::: Dataset excerpts

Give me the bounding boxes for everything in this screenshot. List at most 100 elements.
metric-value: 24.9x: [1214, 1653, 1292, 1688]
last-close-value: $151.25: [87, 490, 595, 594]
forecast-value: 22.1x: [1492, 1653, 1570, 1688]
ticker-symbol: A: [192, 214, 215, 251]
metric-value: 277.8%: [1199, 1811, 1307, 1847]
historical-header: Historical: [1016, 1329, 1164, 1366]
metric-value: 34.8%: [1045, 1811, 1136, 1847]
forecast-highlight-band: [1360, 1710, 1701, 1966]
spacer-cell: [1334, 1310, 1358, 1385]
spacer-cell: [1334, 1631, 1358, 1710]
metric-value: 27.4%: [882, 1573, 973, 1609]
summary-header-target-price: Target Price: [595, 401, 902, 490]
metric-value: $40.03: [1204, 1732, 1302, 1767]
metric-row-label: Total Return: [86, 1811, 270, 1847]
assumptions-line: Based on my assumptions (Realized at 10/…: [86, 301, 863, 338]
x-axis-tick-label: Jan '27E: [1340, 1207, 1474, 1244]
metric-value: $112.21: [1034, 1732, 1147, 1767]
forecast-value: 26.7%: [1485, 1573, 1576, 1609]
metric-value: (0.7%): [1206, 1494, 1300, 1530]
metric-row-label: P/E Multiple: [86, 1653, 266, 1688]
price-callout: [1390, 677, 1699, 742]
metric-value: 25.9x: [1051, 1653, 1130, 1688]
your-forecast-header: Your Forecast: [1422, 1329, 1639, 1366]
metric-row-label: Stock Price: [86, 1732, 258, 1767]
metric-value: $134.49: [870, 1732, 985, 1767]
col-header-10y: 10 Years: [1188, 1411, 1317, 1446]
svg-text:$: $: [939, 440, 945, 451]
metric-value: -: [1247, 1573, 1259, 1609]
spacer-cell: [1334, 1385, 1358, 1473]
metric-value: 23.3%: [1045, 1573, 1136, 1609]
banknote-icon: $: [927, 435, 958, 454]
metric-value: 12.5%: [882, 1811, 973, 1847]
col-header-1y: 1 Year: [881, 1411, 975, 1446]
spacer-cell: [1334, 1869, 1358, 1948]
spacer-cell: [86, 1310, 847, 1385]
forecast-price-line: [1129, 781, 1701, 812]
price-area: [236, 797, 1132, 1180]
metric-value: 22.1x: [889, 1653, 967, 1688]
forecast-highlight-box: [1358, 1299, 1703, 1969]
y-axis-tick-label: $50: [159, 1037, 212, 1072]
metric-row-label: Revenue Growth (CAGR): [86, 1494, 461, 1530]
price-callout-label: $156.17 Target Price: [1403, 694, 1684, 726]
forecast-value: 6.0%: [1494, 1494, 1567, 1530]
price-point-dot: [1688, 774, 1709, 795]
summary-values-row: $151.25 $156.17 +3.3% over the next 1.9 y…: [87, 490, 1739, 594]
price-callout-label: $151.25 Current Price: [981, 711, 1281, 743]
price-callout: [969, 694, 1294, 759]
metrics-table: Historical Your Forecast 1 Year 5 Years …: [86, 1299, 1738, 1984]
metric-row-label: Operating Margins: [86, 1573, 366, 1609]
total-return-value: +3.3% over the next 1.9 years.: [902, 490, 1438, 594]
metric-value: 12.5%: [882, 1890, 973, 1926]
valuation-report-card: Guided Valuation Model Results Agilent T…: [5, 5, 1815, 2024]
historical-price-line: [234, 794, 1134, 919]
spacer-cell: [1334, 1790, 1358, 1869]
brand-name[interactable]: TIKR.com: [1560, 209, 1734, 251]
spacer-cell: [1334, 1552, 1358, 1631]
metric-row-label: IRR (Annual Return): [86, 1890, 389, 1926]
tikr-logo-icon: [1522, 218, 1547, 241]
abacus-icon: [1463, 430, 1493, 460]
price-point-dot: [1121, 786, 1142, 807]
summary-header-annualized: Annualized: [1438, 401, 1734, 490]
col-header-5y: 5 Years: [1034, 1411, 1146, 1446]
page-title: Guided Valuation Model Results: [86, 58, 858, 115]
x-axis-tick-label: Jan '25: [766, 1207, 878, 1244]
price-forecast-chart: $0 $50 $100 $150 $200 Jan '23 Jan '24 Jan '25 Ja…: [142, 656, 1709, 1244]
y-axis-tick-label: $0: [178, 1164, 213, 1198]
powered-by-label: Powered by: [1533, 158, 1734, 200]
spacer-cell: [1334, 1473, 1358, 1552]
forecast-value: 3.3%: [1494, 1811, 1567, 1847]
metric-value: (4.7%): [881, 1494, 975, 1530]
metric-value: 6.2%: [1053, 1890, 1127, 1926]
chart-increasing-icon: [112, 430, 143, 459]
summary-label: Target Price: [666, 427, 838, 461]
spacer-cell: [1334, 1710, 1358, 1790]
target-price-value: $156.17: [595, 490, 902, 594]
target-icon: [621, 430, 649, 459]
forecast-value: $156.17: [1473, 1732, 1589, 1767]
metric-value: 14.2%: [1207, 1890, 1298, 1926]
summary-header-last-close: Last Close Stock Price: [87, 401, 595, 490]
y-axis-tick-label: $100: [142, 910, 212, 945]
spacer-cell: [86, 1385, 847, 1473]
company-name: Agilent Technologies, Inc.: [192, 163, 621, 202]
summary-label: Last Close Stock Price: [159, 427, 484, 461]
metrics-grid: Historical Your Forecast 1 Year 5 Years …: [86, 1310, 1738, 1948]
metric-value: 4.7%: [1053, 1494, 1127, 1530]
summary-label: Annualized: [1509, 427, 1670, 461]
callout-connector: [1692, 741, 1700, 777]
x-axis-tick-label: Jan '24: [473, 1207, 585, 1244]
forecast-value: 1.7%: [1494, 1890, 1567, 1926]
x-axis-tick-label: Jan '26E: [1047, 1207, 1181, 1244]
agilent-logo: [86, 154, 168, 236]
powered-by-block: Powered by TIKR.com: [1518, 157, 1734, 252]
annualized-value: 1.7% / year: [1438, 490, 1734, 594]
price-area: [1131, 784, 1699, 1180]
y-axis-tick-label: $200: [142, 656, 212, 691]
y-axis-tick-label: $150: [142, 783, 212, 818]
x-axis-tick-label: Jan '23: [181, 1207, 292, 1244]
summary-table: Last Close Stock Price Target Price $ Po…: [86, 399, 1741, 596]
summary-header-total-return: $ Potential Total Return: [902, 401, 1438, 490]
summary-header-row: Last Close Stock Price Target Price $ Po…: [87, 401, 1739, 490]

::::::

- _Given task_
Can you render every line from the start of the items through the line containing "metric-value: -: [1247, 1573, 1259, 1609]", both included, as a Markdown table with the columns Row and Line, numbering each row and leaving out blank lines?

- _Exercise solution_
| Row | Line |
|---|---|
| 1 | Give me the bounding boxes for everything in this screenshot. List at most 100 elements. |
| 2 | metric-value: 24.9x: [1214, 1653, 1292, 1688] |
| 3 | last-close-value: $151.25: [87, 490, 595, 594] |
| 4 | forecast-value: 22.1x: [1492, 1653, 1570, 1688] |
| 5 | ticker-symbol: A: [192, 214, 215, 251] |
| 6 | metric-value: 277.8%: [1199, 1811, 1307, 1847] |
| 7 | historical-header: Historical: [1016, 1329, 1164, 1366] |
| 8 | metric-value: 34.8%: [1045, 1811, 1136, 1847] |
| 9 | forecast-highlight-band: [1360, 1710, 1701, 1966] |
| 10 | spacer-cell: [1334, 1310, 1358, 1385] |
| 11 | spacer-cell: [1334, 1631, 1358, 1710] |
| 12 | metric-value: 27.4%: [882, 1573, 973, 1609] |
| 13 | summary-header-target-price: Target Price: [595, 401, 902, 490] |
| 14 | metric-value: $40.03: [1204, 1732, 1302, 1767] |
| 15 | metric-row-label: Total Return: [86, 1811, 270, 1847] |
| 16 | assumptions-line: Based on my assumptions (Realized at 10/…: [86, 301, 863, 338] |
| 17 | x-axis-tick-label: Jan '27E: [1340, 1207, 1474, 1244] |
| 18 | metric-value: $112.21: [1034, 1732, 1147, 1767] |
| 19 | forecast-value: 26.7%: [1485, 1573, 1576, 1609] |
| 20 | metric-value: (0.7%): [1206, 1494, 1300, 1530] |
| 21 | metric-row-label: P/E Multiple: [86, 1653, 266, 1688] |
| 22 | price-callout: [1390, 677, 1699, 742] |
| 23 | metric-value: 25.9x: [1051, 1653, 1130, 1688] |
| 24 | your-forecast-header: Your Forecast: [1422, 1329, 1639, 1366] |
| 25 | metric-row-label: Stock Price: [86, 1732, 258, 1767] |
| 26 | metric-value: $134.49: [870, 1732, 985, 1767] |
| 27 | col-header-10y: 10 Years: [1188, 1411, 1317, 1446] |
| 28 | svg-text:$: $: [939, 440, 945, 451] |
| 29 | metric-value: -: [1247, 1573, 1259, 1609] |